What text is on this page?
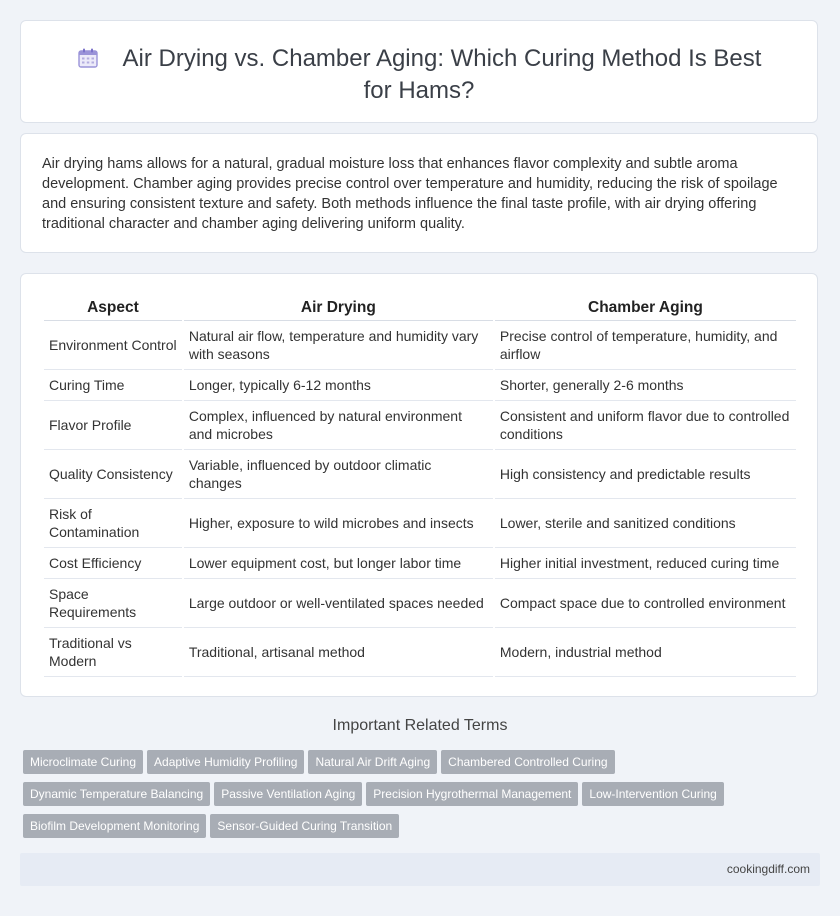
Air Drying vs. Chamber Aging: Which Curing Method Is Best for Hams?

Air drying hams allows for a natural, gradual moisture loss that enhances flavor complexity and subtle aroma development. Chamber aging provides precise control over temperature and humidity, reducing the risk of spoilage and ensuring consistent texture and safety. Both methods influence the final taste profile, with air drying offering traditional character and chamber aging delivering uniform quality.

Aspect	Air Drying	Chamber Aging
Environment Control	Natural air flow, temperature and humidity vary with seasons	Precise control of temperature, humidity, and airflow
Curing Time	Longer, typically 6-12 months	Shorter, generally 2-6 months
Flavor Profile	Complex, influenced by natural environment and microbes	Consistent and uniform flavor due to controlled conditions
Quality Consistency	Variable, influenced by outdoor climatic changes	High consistency and predictable results
Risk of Contamination	Higher, exposure to wild microbes and insects	Lower, sterile and sanitized conditions
Cost Efficiency	Lower equipment cost, but longer labor time	Higher initial investment, reduced curing time
Space Requirements	Large outdoor or well-ventilated spaces needed	Compact space due to controlled environment
Traditional vs Modern	Traditional, artisanal method	Modern, industrial method
Important Related Terms
Microclimate Curing Adaptive Humidity Profiling Natural Air Drift Aging Chambered Controlled Curing
Dynamic Temperature Balancing Passive Ventilation Aging Precision Hygrothermal Management Low-Intervention Curing
Biofilm Development Monitoring Sensor-Guided Curing Transition
cookingdiff.com
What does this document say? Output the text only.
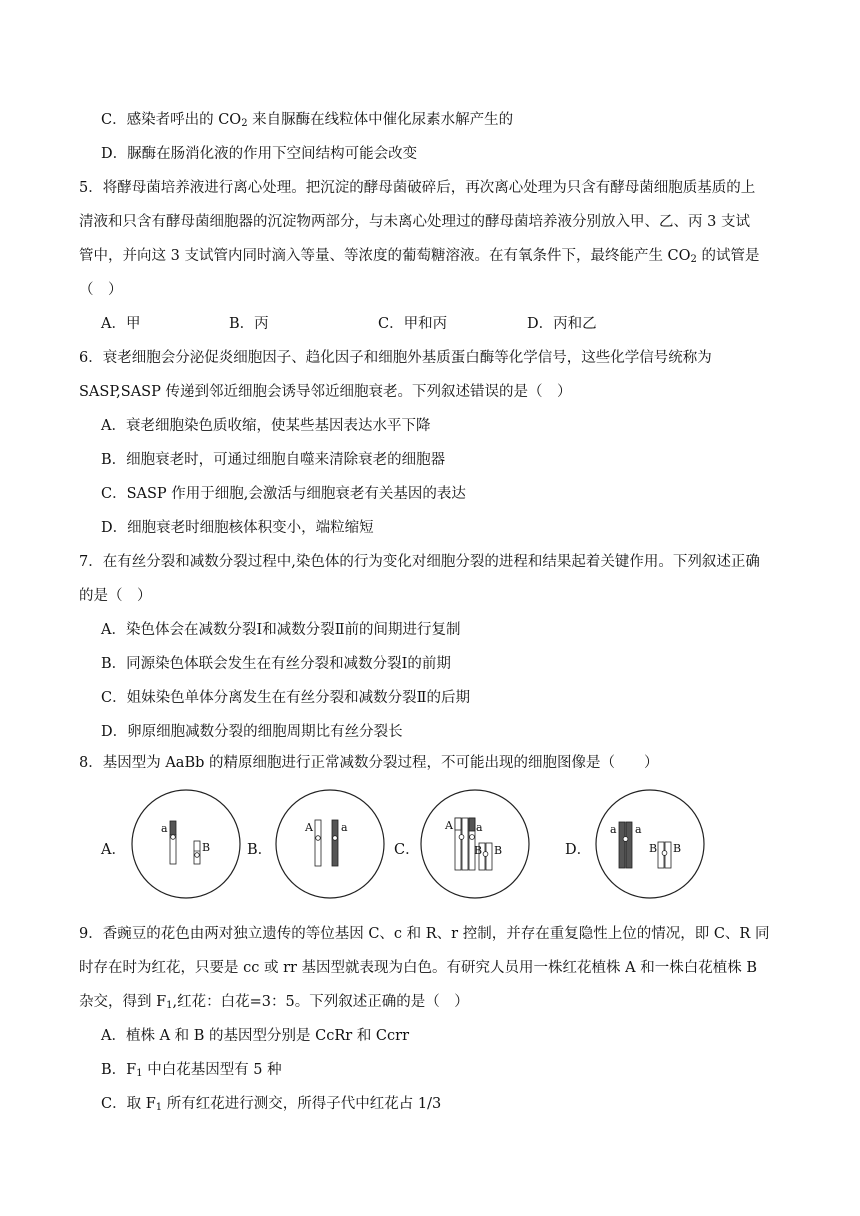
C．感染者呼出的 $CO_2$ 来自脲酶在线粒体中催化尿素水解产生的
D．脲酶在肠消化液的作用下空间结构可能会改变
5．将酵母菌培养液进行离心处理。把沉淀的酵母菌破碎后，再次离心处理为只含有酵母菌细胞质基质的上
清液和只含有酵母菌细胞器的沉淀物两部分，与未离心处理过的酵母菌培养液分别放入甲、乙、丙 3 支试
管中，并向这 3 支试管内同时滴入等量、等浓度的葡萄糖溶液。在有氧条件下，最终能产生 $CO_2$ 的试管是
（　）
A．甲	B．丙	C．甲和丙	D．丙和乙
6．衰老细胞会分泌促炎细胞因子、趋化因子和细胞外基质蛋白酶等化学信号，这些化学信号统称为
SASP,SASP 传递到邻近细胞会诱导邻近细胞衰老。下列叙述错误的是（　）
A．衰老细胞染色质收缩，使某些基因表达水平下降
B．细胞衰老时，可通过细胞自噬来清除衰老的细胞器
C．SASP 作用于细胞,会激活与细胞衰老有关基因的表达
D．细胞衰老时细胞核体积变小，端粒缩短
7．在有丝分裂和减数分裂过程中,染色体的行为变化对细胞分裂的进程和结果起着关键作用。下列叙述正确
的是（　）
A．染色体会在减数分裂Ⅰ和减数分裂Ⅱ前的间期进行复制
B．同源染色体联会发生在有丝分裂和减数分裂Ⅰ的前期
C．姐妹染色单体分离发生在有丝分裂和减数分裂Ⅱ的后期
D．卵原细胞减数分裂的细胞周期比有丝分裂长
8．基因型为 AaBb 的精原细胞进行正常减数分裂过程，不可能出现的细胞图像是（　　）
A．
a
B	B．
A	a
C．
A a
B B	D．
a a
B B
9．香豌豆的花色由两对独立遗传的等位基因 C、c 和 R、r 控制，并存在重复隐性上位的情况，即 C、R 同
时存在时为红花，只要是 cc 或 rr 基因型就表现为白色。有研究人员用一株红花植株 A 和一株白花植株 B
杂交，得到 $F_1$,红花：白花=3：5。下列叙述正确的是（　）
A．植株 A 和 B 的基因型分别是 CcRr 和 Ccrr
B．$F_1$ 中白花基因型有 5 种
C．取 $F_1$ 所有红花进行测交，所得子代中红花占 1/3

:::

* **TO BE DONE**: Copy out all the entries exactly. Images stay out of the copy.

* **ANSWER TO THIS EXERCISE**:
What text is on this page?
Air Drying vs. Chamber Aging: Which Curing Method Is Best for Hams?

Air drying hams allows for a natural, gradual moisture loss that enhances flavor complexity and subtle aroma development. Chamber aging provides precise control over temperature and humidity, reducing the risk of spoilage and ensuring consistent texture and safety. Both methods influence the final taste profile, with air drying offering traditional character and chamber aging delivering uniform quality.

Aspect	Air Drying	Chamber Aging
Environment Control	Natural air flow, temperature and humidity vary with seasons	Precise control of temperature, humidity, and airflow
Curing Time	Longer, typically 6-12 months	Shorter, generally 2-6 months
Flavor Profile	Complex, influenced by natural environment and microbes	Consistent and uniform flavor due to controlled conditions
Quality Consistency	Variable, influenced by outdoor climatic changes	High consistency and predictable results
Risk of Contamination	Higher, exposure to wild microbes and insects	Lower, sterile and sanitized conditions
Cost Efficiency	Lower equipment cost, but longer labor time	Higher initial investment, reduced curing time
Space Requirements	Large outdoor or well-ventilated spaces needed	Compact space due to controlled environment
Traditional vs Modern	Traditional, artisanal method	Modern, industrial method
Important Related Terms
Microclimate Curing Adaptive Humidity Profiling Natural Air Drift Aging Chambered Controlled Curing
Dynamic Temperature Balancing Passive Ventilation Aging Precision Hygrothermal Management Low-Intervention Curing
Biofilm Development Monitoring Sensor-Guided Curing Transition
cookingdiff.com
What does this document say? Output the text only.
C．感染者呼出的 $CO_2$ 来自脲酶在线粒体中催化尿素水解产生的
D．脲酶在肠消化液的作用下空间结构可能会改变
5．将酵母菌培养液进行离心处理。把沉淀的酵母菌破碎后，再次离心处理为只含有酵母菌细胞质基质的上
清液和只含有酵母菌细胞器的沉淀物两部分，与未离心处理过的酵母菌培养液分别放入甲、乙、丙 3 支试
管中，并向这 3 支试管内同时滴入等量、等浓度的葡萄糖溶液。在有氧条件下，最终能产生 $CO_2$ 的试管是
（　）
A．甲	B．丙	C．甲和丙	D．丙和乙
6．衰老细胞会分泌促炎细胞因子、趋化因子和细胞外基质蛋白酶等化学信号，这些化学信号统称为
SASP,SASP 传递到邻近细胞会诱导邻近细胞衰老。下列叙述错误的是（　）
A．衰老细胞染色质收缩，使某些基因表达水平下降
B．细胞衰老时，可通过细胞自噬来清除衰老的细胞器
C．SASP 作用于细胞,会激活与细胞衰老有关基因的表达
D．细胞衰老时细胞核体积变小，端粒缩短
7．在有丝分裂和减数分裂过程中,染色体的行为变化对细胞分裂的进程和结果起着关键作用。下列叙述正确
的是（　）
A．染色体会在减数分裂Ⅰ和减数分裂Ⅱ前的间期进行复制
B．同源染色体联会发生在有丝分裂和减数分裂Ⅰ的前期
C．姐妹染色单体分离发生在有丝分裂和减数分裂Ⅱ的后期
D．卵原细胞减数分裂的细胞周期比有丝分裂长
8．基因型为 AaBb 的精原细胞进行正常减数分裂过程，不可能出现的细胞图像是（　　）
A．
a
B	B．
A	a
C．
A a
B B	D．
a a
B B
9．香豌豆的花色由两对独立遗传的等位基因 C、c 和 R、r 控制，并存在重复隐性上位的情况，即 C、R 同
时存在时为红花，只要是 cc 或 rr 基因型就表现为白色。有研究人员用一株红花植株 A 和一株白花植株 B
杂交，得到 $F_1$,红花：白花=3：5。下列叙述正确的是（　）
A．植株 A 和 B 的基因型分别是 CcRr 和 Ccrr
B．$F_1$ 中白花基因型有 5 种
C．取 $F_1$ 所有红花进行测交，所得子代中红花占 1/3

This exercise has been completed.